What the task requires :: Locate all lines with the word "乡村典章" and copy them out.

Source records ::
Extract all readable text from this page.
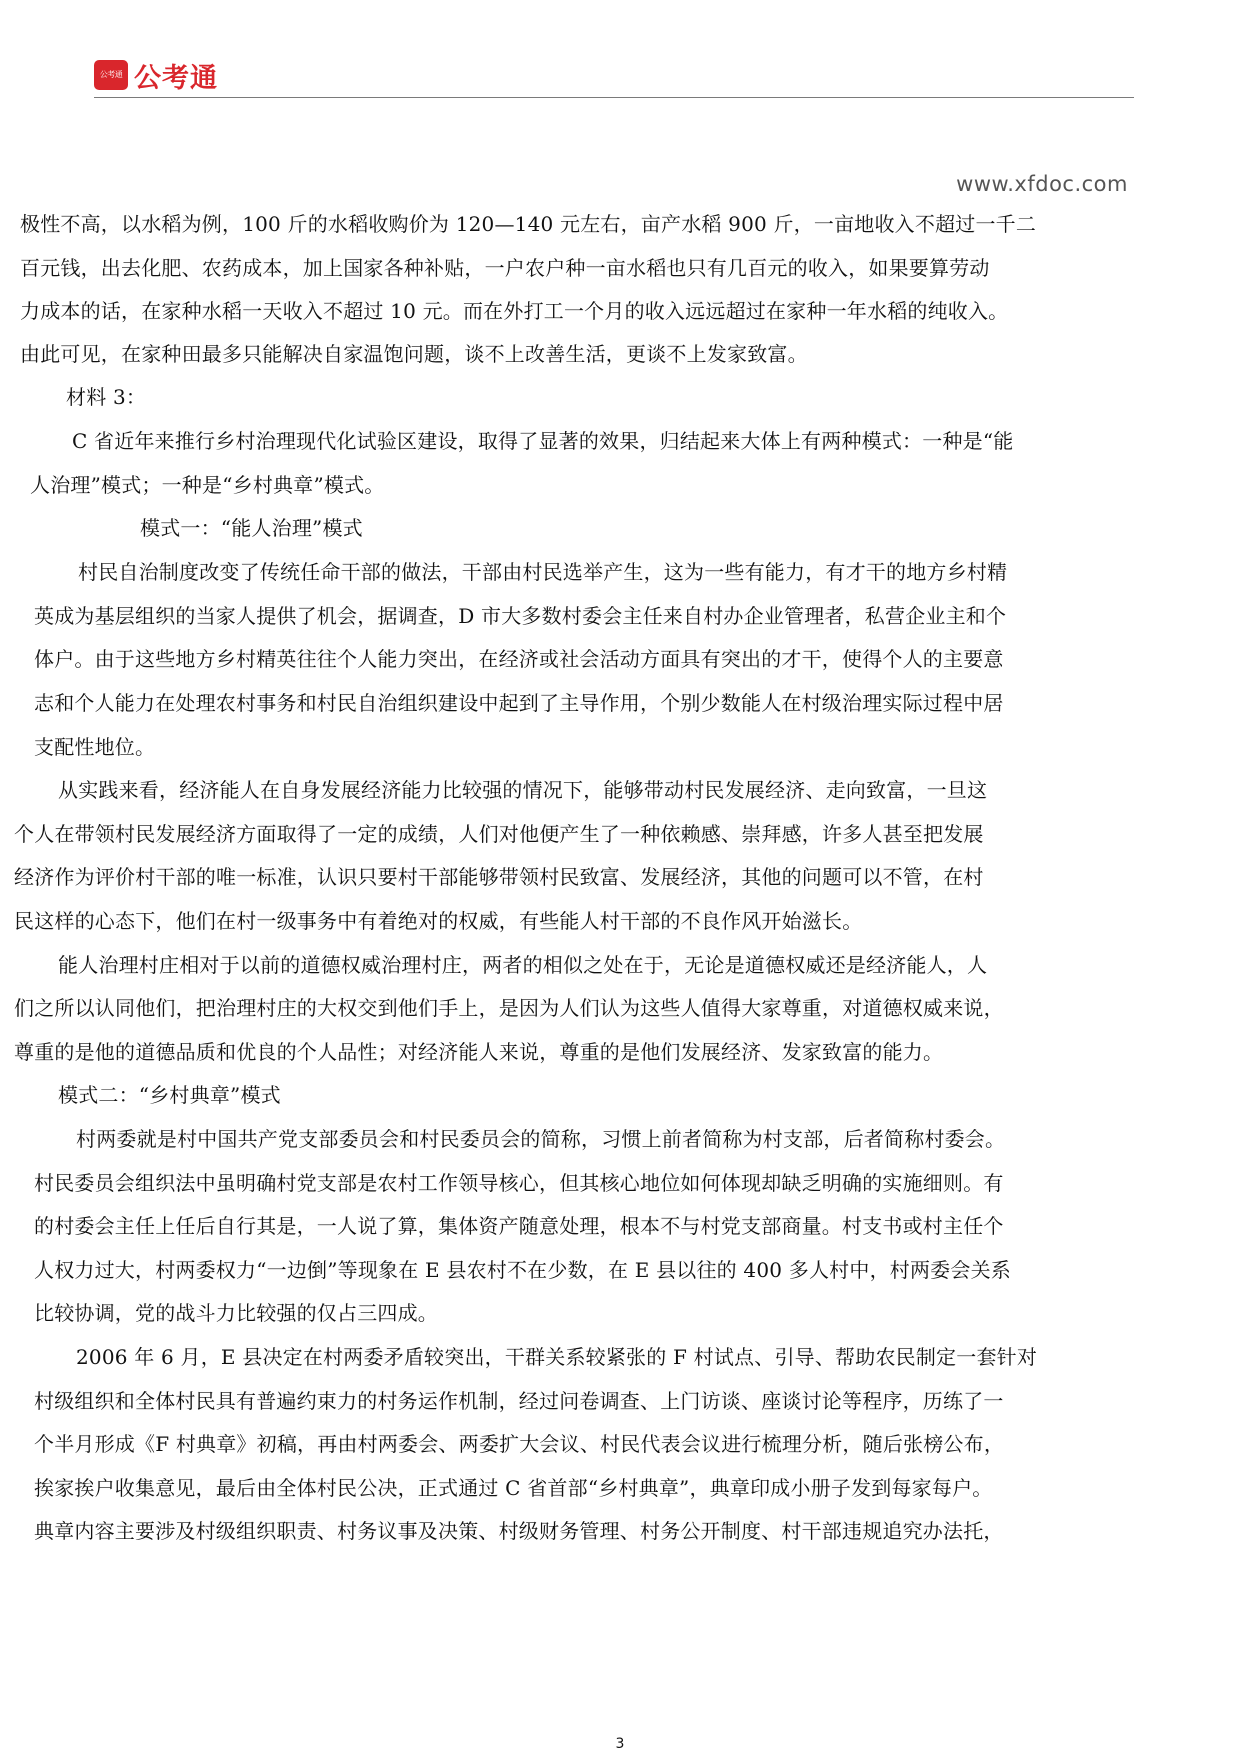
公考通 公考通
www.xfdoc.com
极性不高，以水稻为例，100 斤的水稻收购价为 120—140 元左右，亩产水稻 900 斤，一亩地收入不超过一千二
百元钱，出去化肥、农药成本，加上国家各种补贴，一户农户种一亩水稻也只有几百元的收入，如果要算劳动
力成本的话，在家种水稻一天收入不超过 10 元。而在外打工一个月的收入远远超过在家种一年水稻的纯收入。
由此可见，在家种田最多只能解决自家温饱问题，谈不上改善生活，更谈不上发家致富。
材料 3：
C 省近年来推行乡村治理现代化试验区建设，取得了显著的效果，归结起来大体上有两种模式：一种是“能
人治理”模式；一种是“乡村典章”模式。
模式一：“能人治理”模式
村民自治制度改变了传统任命干部的做法，干部由村民选举产生，这为一些有能力，有才干的地方乡村精
英成为基层组织的当家人提供了机会，据调查，D 市大多数村委会主任来自村办企业管理者，私营企业主和个
体户。由于这些地方乡村精英往往个人能力突出，在经济或社会活动方面具有突出的才干，使得个人的主要意
志和个人能力在处理农村事务和村民自治组织建设中起到了主导作用，个别少数能人在村级治理实际过程中居
支配性地位。
从实践来看，经济能人在自身发展经济能力比较强的情况下，能够带动村民发展经济、走向致富，一旦这
个人在带领村民发展经济方面取得了一定的成绩，人们对他便产生了一种依赖感、崇拜感，许多人甚至把发展
经济作为评价村干部的唯一标准，认识只要村干部能够带领村民致富、发展经济，其他的问题可以不管，在村
民这样的心态下，他们在村一级事务中有着绝对的权威，有些能人村干部的不良作风开始滋长。
能人治理村庄相对于以前的道德权威治理村庄，两者的相似之处在于，无论是道德权威还是经济能人，人
们之所以认同他们，把治理村庄的大权交到他们手上，是因为人们认为这些人值得大家尊重，对道德权威来说，
尊重的是他的道德品质和优良的个人品性；对经济能人来说，尊重的是他们发展经济、发家致富的能力。
模式二：“乡村典章”模式
村两委就是村中国共产党支部委员会和村民委员会的简称，习惯上前者简称为村支部，后者简称村委会。
村民委员会组织法中虽明确村党支部是农村工作领导核心，但其核心地位如何体现却缺乏明确的实施细则。有
的村委会主任上任后自行其是，一人说了算，集体资产随意处理，根本不与村党支部商量。村支书或村主任个
人权力过大，村两委权力“一边倒”等现象在 E 县农村不在少数，在 E 县以往的 400 多人村中，村两委会关系
比较协调，党的战斗力比较强的仅占三四成。
2006 年 6 月，E 县决定在村两委矛盾较突出，干群关系较紧张的 F 村试点、引导、帮助农民制定一套针对
村级组织和全体村民具有普遍约束力的村务运作机制，经过问卷调查、上门访谈、座谈讨论等程序，历练了一
个半月形成《F 村典章》初稿，再由村两委会、两委扩大会议、村民代表会议进行梳理分析，随后张榜公布，
挨家挨户收集意见，最后由全体村民公决，正式通过 C 省首部“乡村典章”，典章印成小册子发到每家每户。
典章内容主要涉及村级组织职责、村务议事及决策、村级财务管理、村务公开制度、村干部违规追究办法托，
3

Result of this exercise ::
人治理”模式；一种是“乡村典章”模式。
模式二：“乡村典章”模式
挨家挨户收集意见，最后由全体村民公决，正式通过 C 省首部“乡村典章”，典章印成小册子发到每家每户。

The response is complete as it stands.